> Written instruction
All of the lines below are to be transcribed faithfully, with pictures excluded from the copy.

◆ ◆ ◆ ◆

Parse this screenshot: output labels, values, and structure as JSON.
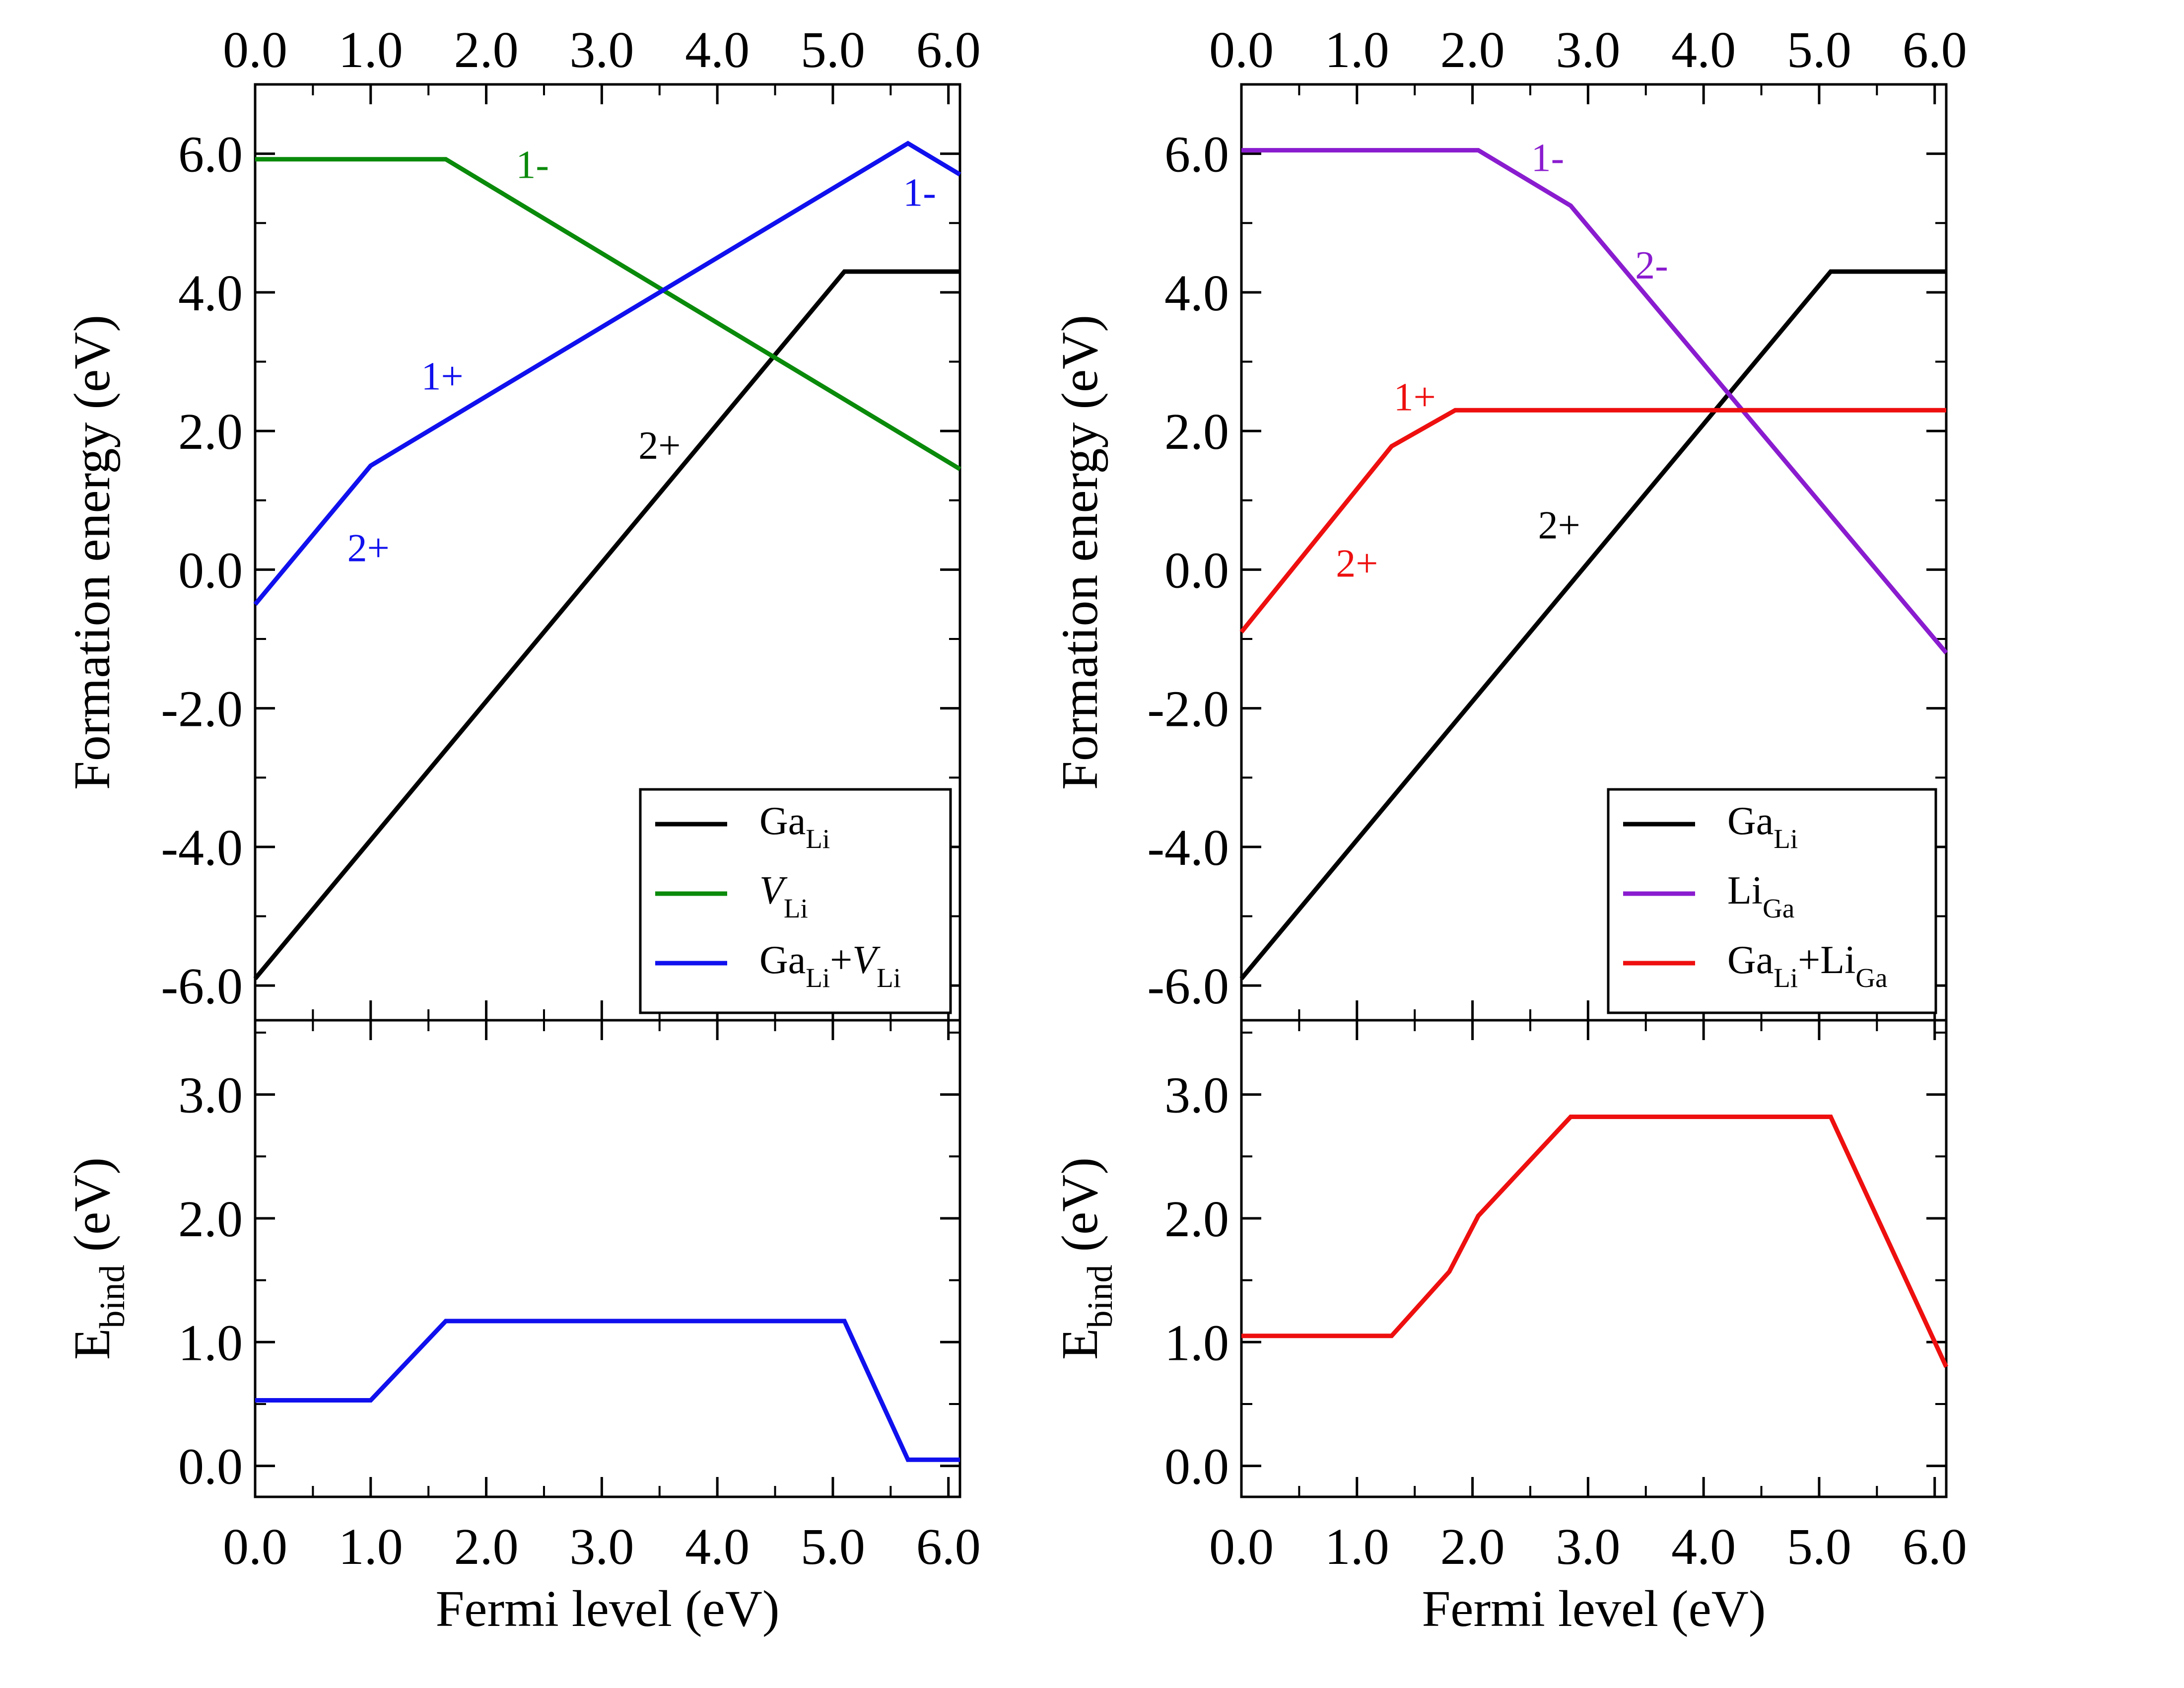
{
  "colors": {
    "black": "#000000",
    "green": "#0a8a0a",
    "blue": "#1010ee",
    "purple": "#8a1ccf",
    "red": "#ee0f0f"
  },
  "chart_data": [
    {
      "panel": "left",
      "type": "line",
      "top": {
        "xlabel": "",
        "ylabel": "Formation energy (eV)",
        "xlim": [
          0,
          6.1
        ],
        "ylim": [
          -6.5,
          7.0
        ],
        "xticks": [
          "0.0",
          "1.0",
          "2.0",
          "3.0",
          "4.0",
          "5.0",
          "6.0"
        ],
        "yticks": [
          "-6.0",
          "-4.0",
          "-2.0",
          "0.0",
          "2.0",
          "4.0",
          "6.0"
        ],
        "series": [
          {
            "name": "Ga_Li",
            "color": "black",
            "x": [
              0,
              5.1,
              6.1
            ],
            "y": [
              -5.9,
              4.3,
              4.3
            ]
          },
          {
            "name": "V_Li",
            "color": "green",
            "x": [
              0,
              1.65,
              6.1
            ],
            "y": [
              5.92,
              5.92,
              1.45
            ]
          },
          {
            "name": "Ga_Li+V_Li",
            "color": "blue",
            "x": [
              0,
              1.0,
              5.65,
              6.1
            ],
            "y": [
              -0.5,
              1.5,
              6.15,
              5.7
            ]
          }
        ],
        "annotations": [
          {
            "text": "1-",
            "x": 2.4,
            "y": 5.65,
            "color": "green"
          },
          {
            "text": "1-",
            "x": 5.75,
            "y": 5.25,
            "color": "blue"
          },
          {
            "text": "1+",
            "x": 1.62,
            "y": 2.6,
            "color": "blue"
          },
          {
            "text": "2+",
            "x": 3.5,
            "y": 1.6,
            "color": "black"
          },
          {
            "text": "2+",
            "x": 0.98,
            "y": 0.12,
            "color": "blue"
          }
        ],
        "legend": [
          {
            "color": "black",
            "parts": [
              {
                "t": "Ga"
              },
              {
                "t": "Li",
                "sub": true
              }
            ]
          },
          {
            "color": "green",
            "parts": [
              {
                "t": "V",
                "italic": true
              },
              {
                "t": "Li",
                "sub": true
              }
            ]
          },
          {
            "color": "blue",
            "parts": [
              {
                "t": "Ga"
              },
              {
                "t": "Li",
                "sub": true
              },
              {
                "t": "+"
              },
              {
                "t": "V",
                "italic": true
              },
              {
                "t": "Li",
                "sub": true
              }
            ]
          }
        ]
      },
      "bottom": {
        "xlabel": "Fermi level (eV)",
        "ylabel_main": "E",
        "ylabel_sub": "bind",
        "ylabel_tail": " (eV)",
        "xlim": [
          0,
          6.1
        ],
        "ylim": [
          -0.25,
          3.6
        ],
        "xticks": [
          "0.0",
          "1.0",
          "2.0",
          "3.0",
          "4.0",
          "5.0",
          "6.0"
        ],
        "yticks": [
          "0.0",
          "1.0",
          "2.0",
          "3.0"
        ],
        "series": [
          {
            "name": "E_bind",
            "color": "blue",
            "x": [
              0,
              1.0,
              1.65,
              5.1,
              5.65,
              6.1
            ],
            "y": [
              0.53,
              0.53,
              1.17,
              1.17,
              0.05,
              0.05
            ]
          }
        ]
      },
      "legend_labels": [
        "Ga",
        "Li",
        "V",
        "Li",
        "Ga",
        "Li",
        "+",
        "V",
        "Li"
      ]
    },
    {
      "panel": "right",
      "type": "line",
      "top": {
        "xlabel": "",
        "ylabel": "Formation energy (eV)",
        "xlim": [
          0,
          6.1
        ],
        "ylim": [
          -6.5,
          7.0
        ],
        "xticks": [
          "0.0",
          "1.0",
          "2.0",
          "3.0",
          "4.0",
          "5.0",
          "6.0"
        ],
        "yticks": [
          "-6.0",
          "-4.0",
          "-2.0",
          "0.0",
          "2.0",
          "4.0",
          "6.0"
        ],
        "series": [
          {
            "name": "Ga_Li",
            "color": "black",
            "x": [
              0,
              5.1,
              6.1
            ],
            "y": [
              -5.9,
              4.3,
              4.3
            ]
          },
          {
            "name": "Li_Ga",
            "color": "purple",
            "x": [
              0,
              2.05,
              2.85,
              6.1
            ],
            "y": [
              6.05,
              6.05,
              5.25,
              -1.2
            ]
          },
          {
            "name": "Ga_Li+Li_Ga",
            "color": "red",
            "x": [
              0,
              1.3,
              1.85,
              6.1
            ],
            "y": [
              -0.9,
              1.78,
              2.3,
              2.3
            ]
          }
        ],
        "annotations": [
          {
            "text": "1-",
            "x": 2.65,
            "y": 5.75,
            "color": "purple"
          },
          {
            "text": "2-",
            "x": 3.55,
            "y": 4.2,
            "color": "purple"
          },
          {
            "text": "1+",
            "x": 1.5,
            "y": 2.3,
            "color": "red"
          },
          {
            "text": "2+",
            "x": 1.0,
            "y": -0.1,
            "color": "red"
          },
          {
            "text": "2+",
            "x": 2.75,
            "y": 0.45,
            "color": "black"
          }
        ],
        "legend": [
          {
            "color": "black",
            "parts": [
              {
                "t": "Ga"
              },
              {
                "t": "Li",
                "sub": true
              }
            ]
          },
          {
            "color": "purple",
            "parts": [
              {
                "t": "Li"
              },
              {
                "t": "Ga",
                "sub": true
              }
            ]
          },
          {
            "color": "red",
            "parts": [
              {
                "t": "Ga"
              },
              {
                "t": "Li",
                "sub": true
              },
              {
                "t": "+"
              },
              {
                "t": "Li"
              },
              {
                "t": "Ga",
                "sub": true
              }
            ]
          }
        ]
      },
      "bottom": {
        "xlabel": "Fermi level (eV)",
        "ylabel_main": "E",
        "ylabel_sub": "bind",
        "ylabel_tail": " (eV)",
        "xlim": [
          0,
          6.1
        ],
        "ylim": [
          -0.25,
          3.6
        ],
        "xticks": [
          "0.0",
          "1.0",
          "2.0",
          "3.0",
          "4.0",
          "5.0",
          "6.0"
        ],
        "yticks": [
          "0.0",
          "1.0",
          "2.0",
          "3.0"
        ],
        "series": [
          {
            "name": "E_bind",
            "color": "red",
            "x": [
              0,
              1.3,
              1.8,
              2.05,
              2.85,
              5.1,
              6.1
            ],
            "y": [
              1.05,
              1.05,
              1.57,
              2.02,
              2.82,
              2.82,
              0.8
            ]
          }
        ]
      },
      "legend_labels": [
        "Ga",
        "Li",
        "Li",
        "Ga",
        "Ga",
        "Li",
        "+",
        "Li",
        "Ga"
      ]
    }
  ]
}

◆ ◆ ◆ ◆

> Response for this exercise
Parse this screenshot: output labels, values, and structure as JSON.
{
  "colors": {
    "black": "#000000",
    "green": "#0a8a0a",
    "blue": "#1010ee",
    "purple": "#8a1ccf",
    "red": "#ee0f0f"
  },
  "chart_data": [
    {
      "panel": "left",
      "type": "line",
      "top": {
        "xlabel": "",
        "ylabel": "Formation energy (eV)",
        "xlim": [
          0,
          6.1
        ],
        "ylim": [
          -6.5,
          7.0
        ],
        "xticks": [
          "0.0",
          "1.0",
          "2.0",
          "3.0",
          "4.0",
          "5.0",
          "6.0"
        ],
        "yticks": [
          "-6.0",
          "-4.0",
          "-2.0",
          "0.0",
          "2.0",
          "4.0",
          "6.0"
        ],
        "series": [
          {
            "name": "Ga_Li",
            "color": "black",
            "x": [
              0,
              5.1,
              6.1
            ],
            "y": [
              -5.9,
              4.3,
              4.3
            ]
          },
          {
            "name": "V_Li",
            "color": "green",
            "x": [
              0,
              1.65,
              6.1
            ],
            "y": [
              5.92,
              5.92,
              1.45
            ]
          },
          {
            "name": "Ga_Li+V_Li",
            "color": "blue",
            "x": [
              0,
              1.0,
              5.65,
              6.1
            ],
            "y": [
              -0.5,
              1.5,
              6.15,
              5.7
            ]
          }
        ],
        "annotations": [
          {
            "text": "1-",
            "x": 2.4,
            "y": 5.65,
            "color": "green"
          },
          {
            "text": "1-",
            "x": 5.75,
            "y": 5.25,
            "color": "blue"
          },
          {
            "text": "1+",
            "x": 1.62,
            "y": 2.6,
            "color": "blue"
          },
          {
            "text": "2+",
            "x": 3.5,
            "y": 1.6,
            "color": "black"
          },
          {
            "text": "2+",
            "x": 0.98,
            "y": 0.12,
            "color": "blue"
          }
        ],
        "legend": [
          {
            "color": "black",
            "parts": [
              {
                "t": "Ga"
              },
              {
                "t": "Li",
                "sub": true
              }
            ]
          },
          {
            "color": "green",
            "parts": [
              {
                "t": "V",
                "italic": true
              },
              {
                "t": "Li",
                "sub": true
              }
            ]
          },
          {
            "color": "blue",
            "parts": [
              {
                "t": "Ga"
              },
              {
                "t": "Li",
                "sub": true
              },
              {
                "t": "+"
              },
              {
                "t": "V",
                "italic": true
              },
              {
                "t": "Li",
                "sub": true
              }
            ]
          }
        ]
      },
      "bottom": {
        "xlabel": "Fermi level (eV)",
        "ylabel_main": "E",
        "ylabel_sub": "bind",
        "ylabel_tail": " (eV)",
        "xlim": [
          0,
          6.1
        ],
        "ylim": [
          -0.25,
          3.6
        ],
        "xticks": [
          "0.0",
          "1.0",
          "2.0",
          "3.0",
          "4.0",
          "5.0",
          "6.0"
        ],
        "yticks": [
          "0.0",
          "1.0",
          "2.0",
          "3.0"
        ],
        "series": [
          {
            "name": "E_bind",
            "color": "blue",
            "x": [
              0,
              1.0,
              1.65,
              5.1,
              5.65,
              6.1
            ],
            "y": [
              0.53,
              0.53,
              1.17,
              1.17,
              0.05,
              0.05
            ]
          }
        ]
      },
      "legend_labels": [
        "Ga",
        "Li",
        "V",
        "Li",
        "Ga",
        "Li",
        "+",
        "V",
        "Li"
      ]
    },
    {
      "panel": "right",
      "type": "line",
      "top": {
        "xlabel": "",
        "ylabel": "Formation energy (eV)",
        "xlim": [
          0,
          6.1
        ],
        "ylim": [
          -6.5,
          7.0
        ],
        "xticks": [
          "0.0",
          "1.0",
          "2.0",
          "3.0",
          "4.0",
          "5.0",
          "6.0"
        ],
        "yticks": [
          "-6.0",
          "-4.0",
          "-2.0",
          "0.0",
          "2.0",
          "4.0",
          "6.0"
        ],
        "series": [
          {
            "name": "Ga_Li",
            "color": "black",
            "x": [
              0,
              5.1,
              6.1
            ],
            "y": [
              -5.9,
              4.3,
              4.3
            ]
          },
          {
            "name": "Li_Ga",
            "color": "purple",
            "x": [
              0,
              2.05,
              2.85,
              6.1
            ],
            "y": [
              6.05,
              6.05,
              5.25,
              -1.2
            ]
          },
          {
            "name": "Ga_Li+Li_Ga",
            "color": "red",
            "x": [
              0,
              1.3,
              1.85,
              6.1
            ],
            "y": [
              -0.9,
              1.78,
              2.3,
              2.3
            ]
          }
        ],
        "annotations": [
          {
            "text": "1-",
            "x": 2.65,
            "y": 5.75,
            "color": "purple"
          },
          {
            "text": "2-",
            "x": 3.55,
            "y": 4.2,
            "color": "purple"
          },
          {
            "text": "1+",
            "x": 1.5,
            "y": 2.3,
            "color": "red"
          },
          {
            "text": "2+",
            "x": 1.0,
            "y": -0.1,
            "color": "red"
          },
          {
            "text": "2+",
            "x": 2.75,
            "y": 0.45,
            "color": "black"
          }
        ],
        "legend": [
          {
            "color": "black",
            "parts": [
              {
                "t": "Ga"
              },
              {
                "t": "Li",
                "sub": true
              }
            ]
          },
          {
            "color": "purple",
            "parts": [
              {
                "t": "Li"
              },
              {
                "t": "Ga",
                "sub": true
              }
            ]
          },
          {
            "color": "red",
            "parts": [
              {
                "t": "Ga"
              },
              {
                "t": "Li",
                "sub": true
              },
              {
                "t": "+"
              },
              {
                "t": "Li"
              },
              {
                "t": "Ga",
                "sub": true
              }
            ]
          }
        ]
      },
      "bottom": {
        "xlabel": "Fermi level (eV)",
        "ylabel_main": "E",
        "ylabel_sub": "bind",
        "ylabel_tail": " (eV)",
        "xlim": [
          0,
          6.1
        ],
        "ylim": [
          -0.25,
          3.6
        ],
        "xticks": [
          "0.0",
          "1.0",
          "2.0",
          "3.0",
          "4.0",
          "5.0",
          "6.0"
        ],
        "yticks": [
          "0.0",
          "1.0",
          "2.0",
          "3.0"
        ],
        "series": [
          {
            "name": "E_bind",
            "color": "red",
            "x": [
              0,
              1.3,
              1.8,
              2.05,
              2.85,
              5.1,
              6.1
            ],
            "y": [
              1.05,
              1.05,
              1.57,
              2.02,
              2.82,
              2.82,
              0.8
            ]
          }
        ]
      },
      "legend_labels": [
        "Ga",
        "Li",
        "Li",
        "Ga",
        "Ga",
        "Li",
        "+",
        "Li",
        "Ga"
      ]
    }
  ]
}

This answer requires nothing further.